● **Exercise objective**
Exactly how many lines have the word "name"? Answer with the bare number.

● **Records from a data collection**
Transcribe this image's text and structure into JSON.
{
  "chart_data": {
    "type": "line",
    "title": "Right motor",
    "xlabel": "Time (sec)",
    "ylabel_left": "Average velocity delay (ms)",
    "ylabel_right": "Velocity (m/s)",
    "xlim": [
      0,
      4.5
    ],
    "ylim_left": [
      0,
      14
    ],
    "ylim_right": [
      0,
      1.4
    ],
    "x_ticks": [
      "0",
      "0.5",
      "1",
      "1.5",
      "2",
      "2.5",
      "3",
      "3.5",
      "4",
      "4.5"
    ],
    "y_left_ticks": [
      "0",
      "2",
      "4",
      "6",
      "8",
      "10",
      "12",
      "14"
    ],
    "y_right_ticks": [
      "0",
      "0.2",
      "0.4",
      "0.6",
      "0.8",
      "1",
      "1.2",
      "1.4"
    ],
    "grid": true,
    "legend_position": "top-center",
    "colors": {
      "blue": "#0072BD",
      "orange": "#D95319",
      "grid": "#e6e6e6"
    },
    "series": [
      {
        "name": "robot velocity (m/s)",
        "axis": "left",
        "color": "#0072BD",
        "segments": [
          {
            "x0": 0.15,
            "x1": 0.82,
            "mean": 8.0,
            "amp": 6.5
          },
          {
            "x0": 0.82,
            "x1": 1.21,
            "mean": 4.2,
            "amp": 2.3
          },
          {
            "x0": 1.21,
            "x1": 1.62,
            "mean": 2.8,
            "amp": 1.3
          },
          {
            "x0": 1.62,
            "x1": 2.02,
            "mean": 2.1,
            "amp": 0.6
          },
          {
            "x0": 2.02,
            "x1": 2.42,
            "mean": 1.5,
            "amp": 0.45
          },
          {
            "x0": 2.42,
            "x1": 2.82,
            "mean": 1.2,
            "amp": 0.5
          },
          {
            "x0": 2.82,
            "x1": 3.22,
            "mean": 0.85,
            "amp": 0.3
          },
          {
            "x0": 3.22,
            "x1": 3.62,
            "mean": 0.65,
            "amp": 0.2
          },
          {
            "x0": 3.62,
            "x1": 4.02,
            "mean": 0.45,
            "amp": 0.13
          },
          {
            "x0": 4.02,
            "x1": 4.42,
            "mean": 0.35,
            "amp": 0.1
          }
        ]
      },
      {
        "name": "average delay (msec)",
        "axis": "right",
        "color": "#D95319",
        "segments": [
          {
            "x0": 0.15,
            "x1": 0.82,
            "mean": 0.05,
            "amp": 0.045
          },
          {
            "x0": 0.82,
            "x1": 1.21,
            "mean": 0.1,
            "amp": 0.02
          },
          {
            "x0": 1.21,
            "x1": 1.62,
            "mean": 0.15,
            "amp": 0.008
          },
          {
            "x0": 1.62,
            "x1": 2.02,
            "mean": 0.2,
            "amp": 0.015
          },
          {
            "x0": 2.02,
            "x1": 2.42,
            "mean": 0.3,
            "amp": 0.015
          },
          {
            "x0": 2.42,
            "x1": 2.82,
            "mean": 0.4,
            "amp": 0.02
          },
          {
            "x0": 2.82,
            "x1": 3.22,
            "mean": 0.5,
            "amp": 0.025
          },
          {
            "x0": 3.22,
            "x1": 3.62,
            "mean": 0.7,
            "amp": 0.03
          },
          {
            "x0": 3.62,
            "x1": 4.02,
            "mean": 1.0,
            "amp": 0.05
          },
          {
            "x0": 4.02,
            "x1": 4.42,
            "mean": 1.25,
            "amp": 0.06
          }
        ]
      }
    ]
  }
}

● **Output**
2